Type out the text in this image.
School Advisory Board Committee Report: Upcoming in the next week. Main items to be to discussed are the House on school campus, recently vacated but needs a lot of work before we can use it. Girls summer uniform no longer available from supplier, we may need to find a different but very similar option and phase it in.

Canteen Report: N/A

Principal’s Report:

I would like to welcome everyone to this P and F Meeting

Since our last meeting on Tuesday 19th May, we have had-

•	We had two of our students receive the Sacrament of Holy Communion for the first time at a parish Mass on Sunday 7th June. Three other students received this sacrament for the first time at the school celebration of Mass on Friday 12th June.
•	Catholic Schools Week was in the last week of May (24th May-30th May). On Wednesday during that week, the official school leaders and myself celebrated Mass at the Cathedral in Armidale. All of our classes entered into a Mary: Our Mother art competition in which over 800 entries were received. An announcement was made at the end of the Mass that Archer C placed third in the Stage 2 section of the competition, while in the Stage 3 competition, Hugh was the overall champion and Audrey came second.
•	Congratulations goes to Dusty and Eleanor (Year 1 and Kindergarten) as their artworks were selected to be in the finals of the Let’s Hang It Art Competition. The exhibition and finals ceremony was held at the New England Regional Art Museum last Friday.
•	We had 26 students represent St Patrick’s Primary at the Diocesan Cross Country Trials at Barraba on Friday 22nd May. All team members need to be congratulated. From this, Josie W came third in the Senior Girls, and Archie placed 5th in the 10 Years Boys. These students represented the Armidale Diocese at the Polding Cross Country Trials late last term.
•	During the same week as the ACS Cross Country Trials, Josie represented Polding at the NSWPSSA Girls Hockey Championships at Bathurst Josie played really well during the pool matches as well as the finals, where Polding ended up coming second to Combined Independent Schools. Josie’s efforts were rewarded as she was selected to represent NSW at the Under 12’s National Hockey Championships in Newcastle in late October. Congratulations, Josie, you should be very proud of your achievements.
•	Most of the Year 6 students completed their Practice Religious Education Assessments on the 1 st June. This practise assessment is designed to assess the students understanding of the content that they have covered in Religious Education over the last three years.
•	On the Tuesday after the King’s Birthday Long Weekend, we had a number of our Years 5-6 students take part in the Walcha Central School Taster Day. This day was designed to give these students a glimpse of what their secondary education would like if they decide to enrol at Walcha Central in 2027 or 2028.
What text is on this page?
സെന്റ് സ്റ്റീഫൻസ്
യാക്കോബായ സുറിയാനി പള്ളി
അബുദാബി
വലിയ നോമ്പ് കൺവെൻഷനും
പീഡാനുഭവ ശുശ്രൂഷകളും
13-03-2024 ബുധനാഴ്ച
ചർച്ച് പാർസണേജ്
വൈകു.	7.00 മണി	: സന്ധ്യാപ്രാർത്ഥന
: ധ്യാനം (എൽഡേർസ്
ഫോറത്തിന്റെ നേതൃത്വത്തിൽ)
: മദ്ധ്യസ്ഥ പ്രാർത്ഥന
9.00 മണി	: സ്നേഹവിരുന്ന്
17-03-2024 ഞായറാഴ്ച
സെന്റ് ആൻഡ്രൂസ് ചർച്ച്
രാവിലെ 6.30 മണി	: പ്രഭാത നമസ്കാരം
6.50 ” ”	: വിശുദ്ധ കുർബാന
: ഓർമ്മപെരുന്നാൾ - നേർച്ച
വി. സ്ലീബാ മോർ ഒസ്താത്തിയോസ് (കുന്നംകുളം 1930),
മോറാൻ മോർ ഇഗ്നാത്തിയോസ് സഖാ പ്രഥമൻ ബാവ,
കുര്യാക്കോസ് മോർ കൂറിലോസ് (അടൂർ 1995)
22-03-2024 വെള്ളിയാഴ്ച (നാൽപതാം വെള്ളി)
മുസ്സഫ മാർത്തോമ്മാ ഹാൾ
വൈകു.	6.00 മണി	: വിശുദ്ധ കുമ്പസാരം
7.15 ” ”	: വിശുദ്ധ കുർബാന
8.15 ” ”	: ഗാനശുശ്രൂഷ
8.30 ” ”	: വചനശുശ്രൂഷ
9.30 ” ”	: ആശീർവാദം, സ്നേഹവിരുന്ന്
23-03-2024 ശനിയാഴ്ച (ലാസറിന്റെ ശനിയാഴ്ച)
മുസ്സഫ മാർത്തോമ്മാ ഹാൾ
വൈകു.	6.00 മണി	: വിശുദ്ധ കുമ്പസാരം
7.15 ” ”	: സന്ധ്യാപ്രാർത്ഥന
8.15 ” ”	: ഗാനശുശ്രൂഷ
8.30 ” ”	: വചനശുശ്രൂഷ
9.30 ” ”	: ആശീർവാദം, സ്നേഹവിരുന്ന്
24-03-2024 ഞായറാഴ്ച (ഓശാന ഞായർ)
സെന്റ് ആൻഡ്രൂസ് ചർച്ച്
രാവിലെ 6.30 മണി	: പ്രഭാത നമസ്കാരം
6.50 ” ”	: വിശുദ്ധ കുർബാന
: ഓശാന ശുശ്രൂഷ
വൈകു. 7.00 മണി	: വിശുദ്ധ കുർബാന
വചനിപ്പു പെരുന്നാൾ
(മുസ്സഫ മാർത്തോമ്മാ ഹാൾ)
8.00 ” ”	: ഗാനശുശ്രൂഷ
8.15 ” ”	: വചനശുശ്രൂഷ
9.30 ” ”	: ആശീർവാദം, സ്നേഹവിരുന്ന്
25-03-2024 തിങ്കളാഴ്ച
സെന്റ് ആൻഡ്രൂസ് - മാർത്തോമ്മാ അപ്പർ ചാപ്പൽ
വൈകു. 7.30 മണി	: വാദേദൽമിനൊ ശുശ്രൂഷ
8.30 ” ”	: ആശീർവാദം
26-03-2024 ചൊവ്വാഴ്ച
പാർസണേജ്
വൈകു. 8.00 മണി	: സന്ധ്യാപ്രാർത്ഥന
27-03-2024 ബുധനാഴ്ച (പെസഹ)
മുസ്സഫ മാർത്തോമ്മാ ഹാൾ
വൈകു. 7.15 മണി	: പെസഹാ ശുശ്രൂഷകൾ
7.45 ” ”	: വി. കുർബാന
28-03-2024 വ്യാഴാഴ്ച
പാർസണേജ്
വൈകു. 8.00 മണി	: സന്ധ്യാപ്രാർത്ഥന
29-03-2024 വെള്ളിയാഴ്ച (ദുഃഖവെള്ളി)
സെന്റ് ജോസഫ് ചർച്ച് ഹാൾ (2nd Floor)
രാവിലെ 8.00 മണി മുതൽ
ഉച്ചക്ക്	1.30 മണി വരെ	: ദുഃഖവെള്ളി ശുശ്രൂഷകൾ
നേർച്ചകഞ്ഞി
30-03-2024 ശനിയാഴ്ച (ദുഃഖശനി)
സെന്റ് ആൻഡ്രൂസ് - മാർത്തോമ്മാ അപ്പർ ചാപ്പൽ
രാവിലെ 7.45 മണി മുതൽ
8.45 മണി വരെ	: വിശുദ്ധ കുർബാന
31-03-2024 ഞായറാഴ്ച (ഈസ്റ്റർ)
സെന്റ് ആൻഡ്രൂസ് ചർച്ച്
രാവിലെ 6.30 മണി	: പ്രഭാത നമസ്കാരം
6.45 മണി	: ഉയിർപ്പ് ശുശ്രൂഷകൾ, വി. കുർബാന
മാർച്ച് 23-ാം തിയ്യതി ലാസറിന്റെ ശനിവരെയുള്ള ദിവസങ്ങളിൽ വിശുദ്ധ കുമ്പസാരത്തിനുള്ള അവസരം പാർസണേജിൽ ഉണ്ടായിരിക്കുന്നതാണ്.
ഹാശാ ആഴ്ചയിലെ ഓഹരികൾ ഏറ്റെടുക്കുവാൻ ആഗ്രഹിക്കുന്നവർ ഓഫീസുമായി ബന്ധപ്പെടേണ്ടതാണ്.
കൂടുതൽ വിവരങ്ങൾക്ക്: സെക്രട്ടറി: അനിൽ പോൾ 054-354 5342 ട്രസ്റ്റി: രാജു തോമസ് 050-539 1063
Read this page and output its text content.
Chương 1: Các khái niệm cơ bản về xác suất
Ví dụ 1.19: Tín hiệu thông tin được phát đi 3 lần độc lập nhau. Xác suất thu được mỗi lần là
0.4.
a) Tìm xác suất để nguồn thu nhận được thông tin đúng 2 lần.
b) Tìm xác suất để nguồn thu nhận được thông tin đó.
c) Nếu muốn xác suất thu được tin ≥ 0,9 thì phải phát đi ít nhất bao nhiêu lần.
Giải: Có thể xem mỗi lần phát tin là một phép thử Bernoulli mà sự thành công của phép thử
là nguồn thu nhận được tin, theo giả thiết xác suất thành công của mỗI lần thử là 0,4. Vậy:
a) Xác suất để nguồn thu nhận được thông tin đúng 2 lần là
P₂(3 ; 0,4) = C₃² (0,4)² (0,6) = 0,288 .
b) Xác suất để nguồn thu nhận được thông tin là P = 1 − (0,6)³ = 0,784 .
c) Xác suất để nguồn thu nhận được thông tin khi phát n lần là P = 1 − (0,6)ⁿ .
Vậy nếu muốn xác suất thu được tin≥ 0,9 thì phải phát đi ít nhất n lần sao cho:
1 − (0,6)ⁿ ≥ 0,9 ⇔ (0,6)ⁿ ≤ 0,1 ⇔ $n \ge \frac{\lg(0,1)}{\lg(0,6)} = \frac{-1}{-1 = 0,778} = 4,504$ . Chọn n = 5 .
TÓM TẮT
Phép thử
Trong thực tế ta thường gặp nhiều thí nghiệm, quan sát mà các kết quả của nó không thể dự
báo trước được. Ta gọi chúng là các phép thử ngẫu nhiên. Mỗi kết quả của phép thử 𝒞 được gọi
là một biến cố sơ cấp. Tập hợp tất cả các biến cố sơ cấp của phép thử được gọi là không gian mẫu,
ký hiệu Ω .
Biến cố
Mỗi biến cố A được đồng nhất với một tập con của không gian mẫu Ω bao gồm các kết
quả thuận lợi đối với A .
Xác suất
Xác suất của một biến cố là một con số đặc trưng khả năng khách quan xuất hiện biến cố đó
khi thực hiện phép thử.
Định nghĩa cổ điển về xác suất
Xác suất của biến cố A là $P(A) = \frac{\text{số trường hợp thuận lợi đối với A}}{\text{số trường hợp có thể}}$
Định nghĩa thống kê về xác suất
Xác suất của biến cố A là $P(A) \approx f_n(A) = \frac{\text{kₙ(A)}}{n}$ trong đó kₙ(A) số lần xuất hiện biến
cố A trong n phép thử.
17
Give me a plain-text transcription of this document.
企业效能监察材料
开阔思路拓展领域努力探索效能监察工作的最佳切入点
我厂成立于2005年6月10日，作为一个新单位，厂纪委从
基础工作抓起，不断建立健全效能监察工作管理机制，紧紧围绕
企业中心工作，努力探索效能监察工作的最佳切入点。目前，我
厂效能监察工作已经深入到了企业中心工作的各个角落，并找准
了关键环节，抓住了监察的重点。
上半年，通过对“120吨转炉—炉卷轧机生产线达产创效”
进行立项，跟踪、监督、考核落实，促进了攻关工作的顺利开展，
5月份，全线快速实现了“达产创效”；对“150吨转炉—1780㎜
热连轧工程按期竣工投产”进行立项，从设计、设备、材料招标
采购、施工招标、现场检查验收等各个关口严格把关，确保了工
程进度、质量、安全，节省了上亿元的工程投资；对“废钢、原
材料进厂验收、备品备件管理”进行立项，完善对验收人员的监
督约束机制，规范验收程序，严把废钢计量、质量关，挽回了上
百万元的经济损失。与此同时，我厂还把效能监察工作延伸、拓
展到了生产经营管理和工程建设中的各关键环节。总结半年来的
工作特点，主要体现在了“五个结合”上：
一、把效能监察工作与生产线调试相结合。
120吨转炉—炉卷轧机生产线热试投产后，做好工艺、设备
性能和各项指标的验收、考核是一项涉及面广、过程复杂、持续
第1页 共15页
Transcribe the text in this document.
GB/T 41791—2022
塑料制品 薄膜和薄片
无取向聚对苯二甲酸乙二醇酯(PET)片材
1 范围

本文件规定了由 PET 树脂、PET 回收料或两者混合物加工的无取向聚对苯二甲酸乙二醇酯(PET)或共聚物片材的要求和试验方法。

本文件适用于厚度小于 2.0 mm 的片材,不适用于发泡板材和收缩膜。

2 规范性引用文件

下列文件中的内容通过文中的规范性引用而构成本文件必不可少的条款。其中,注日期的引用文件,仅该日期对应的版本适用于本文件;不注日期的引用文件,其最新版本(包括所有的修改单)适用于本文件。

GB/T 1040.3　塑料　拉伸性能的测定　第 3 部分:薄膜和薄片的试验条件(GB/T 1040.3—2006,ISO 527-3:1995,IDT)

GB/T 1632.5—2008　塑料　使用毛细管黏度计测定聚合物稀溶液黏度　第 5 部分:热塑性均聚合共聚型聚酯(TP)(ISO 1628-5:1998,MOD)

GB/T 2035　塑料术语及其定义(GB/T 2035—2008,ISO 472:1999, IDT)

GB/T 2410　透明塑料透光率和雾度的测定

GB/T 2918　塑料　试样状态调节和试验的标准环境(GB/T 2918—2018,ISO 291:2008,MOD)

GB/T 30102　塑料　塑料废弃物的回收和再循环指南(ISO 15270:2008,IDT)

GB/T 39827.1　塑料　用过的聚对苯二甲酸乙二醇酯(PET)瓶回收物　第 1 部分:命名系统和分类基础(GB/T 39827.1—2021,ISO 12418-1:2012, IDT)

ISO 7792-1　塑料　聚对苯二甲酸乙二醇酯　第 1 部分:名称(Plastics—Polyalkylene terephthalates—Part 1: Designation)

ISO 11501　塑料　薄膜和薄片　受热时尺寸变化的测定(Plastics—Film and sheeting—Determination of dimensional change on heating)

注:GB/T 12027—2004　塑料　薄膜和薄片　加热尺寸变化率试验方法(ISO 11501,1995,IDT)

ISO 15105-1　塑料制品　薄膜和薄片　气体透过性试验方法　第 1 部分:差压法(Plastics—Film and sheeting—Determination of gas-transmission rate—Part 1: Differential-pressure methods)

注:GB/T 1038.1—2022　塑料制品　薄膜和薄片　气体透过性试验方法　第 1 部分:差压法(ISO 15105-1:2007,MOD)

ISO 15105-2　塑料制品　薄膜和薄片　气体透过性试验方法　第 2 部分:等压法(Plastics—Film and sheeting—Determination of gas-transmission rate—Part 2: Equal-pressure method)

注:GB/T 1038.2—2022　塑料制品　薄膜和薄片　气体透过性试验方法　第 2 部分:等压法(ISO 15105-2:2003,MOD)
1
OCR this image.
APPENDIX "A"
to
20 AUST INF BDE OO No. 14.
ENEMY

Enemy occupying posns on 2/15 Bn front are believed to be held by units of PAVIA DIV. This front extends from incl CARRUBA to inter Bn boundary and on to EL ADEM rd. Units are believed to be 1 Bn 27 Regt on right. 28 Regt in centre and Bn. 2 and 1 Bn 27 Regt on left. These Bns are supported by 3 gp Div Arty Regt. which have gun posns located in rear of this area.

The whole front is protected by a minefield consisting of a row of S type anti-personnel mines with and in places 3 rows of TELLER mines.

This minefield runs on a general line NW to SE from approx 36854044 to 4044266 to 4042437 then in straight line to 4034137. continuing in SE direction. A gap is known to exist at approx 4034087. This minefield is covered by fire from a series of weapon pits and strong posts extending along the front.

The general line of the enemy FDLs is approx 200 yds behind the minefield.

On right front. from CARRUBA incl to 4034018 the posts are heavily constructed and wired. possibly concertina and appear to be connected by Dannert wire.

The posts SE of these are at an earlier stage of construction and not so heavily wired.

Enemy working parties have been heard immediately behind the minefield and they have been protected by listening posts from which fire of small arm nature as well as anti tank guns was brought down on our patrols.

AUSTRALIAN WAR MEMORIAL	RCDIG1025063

^^^^

Instructions for the task: Using the listing, say how many lines include the word "xuất", and add nothing else.

Task result: 2